* EXERCISE INSTRUCTIONS *
Which lines hold the string "name"? Copy every one of them.

══════

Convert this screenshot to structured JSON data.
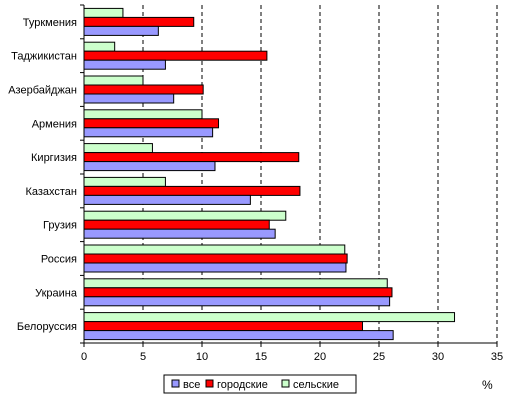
{
  "chart_data": {
    "type": "bar",
    "orientation": "horizontal",
    "categories": [
      "Туркмения",
      "Таджикистан",
      "Азербайджан",
      "Армения",
      "Киргизия",
      "Казахстан",
      "Грузия",
      "Россия",
      "Украина",
      "Белоруссия"
    ],
    "series": [
      {
        "name": "все",
        "color": "#9999ff",
        "values": [
          6.3,
          6.9,
          7.6,
          10.9,
          11.1,
          14.1,
          16.2,
          22.2,
          25.9,
          26.2
        ]
      },
      {
        "name": "городские",
        "color": "#ff0000",
        "values": [
          9.3,
          15.5,
          10.1,
          11.4,
          18.2,
          18.3,
          15.7,
          22.3,
          26.1,
          23.6
        ]
      },
      {
        "name": "сельские",
        "color": "#ccffcc",
        "values": [
          3.3,
          2.6,
          5.0,
          10.0,
          5.8,
          6.9,
          17.1,
          22.1,
          25.7,
          31.4
        ]
      }
    ],
    "xlim": [
      0,
      35
    ],
    "xticks": [
      0,
      5,
      10,
      15,
      20,
      25,
      30,
      35
    ],
    "unit_label": "%",
    "grid": "vertical dashed",
    "legend": "bottom"
  }
}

══════

* TASK RESPONSE *
        "name": "все",
        "name": "городские",
        "name": "сельские",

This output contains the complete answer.